[Start of Data supplied]

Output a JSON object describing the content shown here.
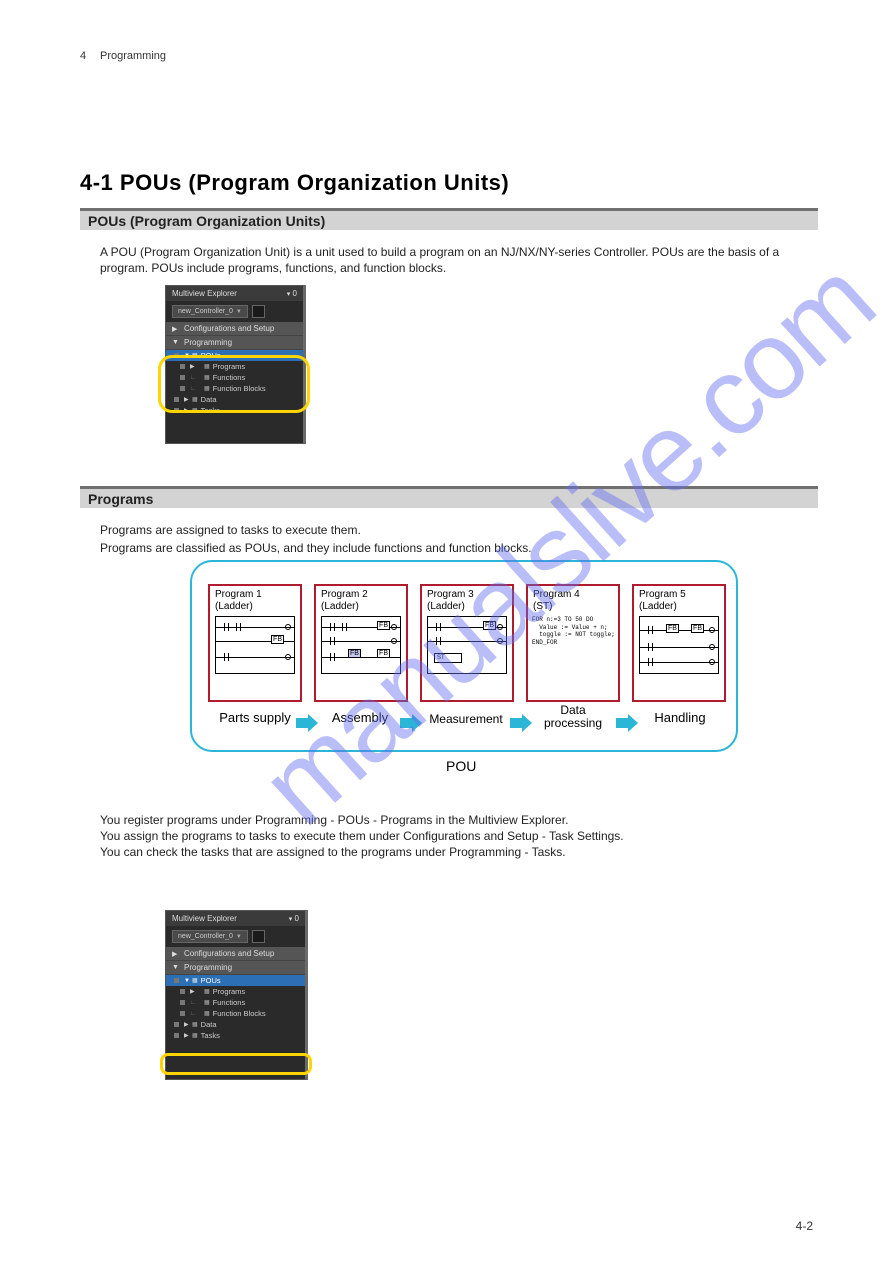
{
  "page": {
    "header_num": "4",
    "header_text": "Programming",
    "section_title": "4-1  POUs (Program Organization Units)",
    "page_num": "4-2"
  },
  "heading1": "POUs (Program Organization Units)",
  "body1": "A POU (Program Organization Unit) is a unit used to build a program on an NJ/NX/NY-series Controller. POUs are the basis of a program. POUs include programs, functions, and function blocks.",
  "heading2": "Programs",
  "body2a": "Programs are assigned to tasks to execute them.",
  "body2b": "Programs are classified as POUs, and they include functions and function blocks.",
  "body3": "You register programs under Programming - POUs - Programs in the Multiview Explorer.\nYou assign the programs to tasks to execute them under Configurations and Setup - Task Settings.\nYou can check the tasks that are assigned to the programs under Programming - Tasks.",
  "explorer1": {
    "title": "Multiview Explorer",
    "badge": "0",
    "device": "new_Controller_0",
    "cat1": "Configurations and Setup",
    "cat2": "Programming",
    "pous": "POUs",
    "programs": "Programs",
    "functions": "Functions",
    "function_blocks": "Function Blocks",
    "data": "Data",
    "tasks": "Tasks"
  },
  "diagram": {
    "programs": [
      {
        "title": "Program 1",
        "lang": "(Ladder)"
      },
      {
        "title": "Program 2",
        "lang": "(Ladder)"
      },
      {
        "title": "Program 3",
        "lang": "(Ladder)"
      },
      {
        "title": "Program 4",
        "lang": "(ST)"
      },
      {
        "title": "Program 5",
        "lang": "(Ladder)"
      }
    ],
    "fb_label": "FB",
    "st_label": "ST",
    "st_code": "FOR n:=3 TO 50 DO\n  Value := Value + n;\n  toggle := NOT toggle;\nEND_FOR",
    "steps": [
      "Parts supply",
      "Assembly",
      "Measurement",
      "Data\nprocessing",
      "Handling"
    ],
    "pou": "POU"
  },
  "explorer2": {
    "title": "Multiview Explorer",
    "badge": "0",
    "device": "new_Controller_0",
    "cat1": "Configurations and Setup",
    "cat2": "Programming",
    "pous": "POUs",
    "programs": "Programs",
    "functions": "Functions",
    "function_blocks": "Function Blocks",
    "data": "Data",
    "tasks": "Tasks"
  }
}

[End of Data supplied]

** Task directions **
From the material above, gather all lines that include the string "Organization" and copy them.

** Response below **
    "section_title": "4-1  POUs (Program Organization Units)",
  "heading1": "POUs (Program Organization Units)",
  "body1": "A POU (Program Organization Unit) is a unit used to build a program on an NJ/NX/NY-series Controller. POUs are the basis of a program. POUs include programs, functions, and function blocks.",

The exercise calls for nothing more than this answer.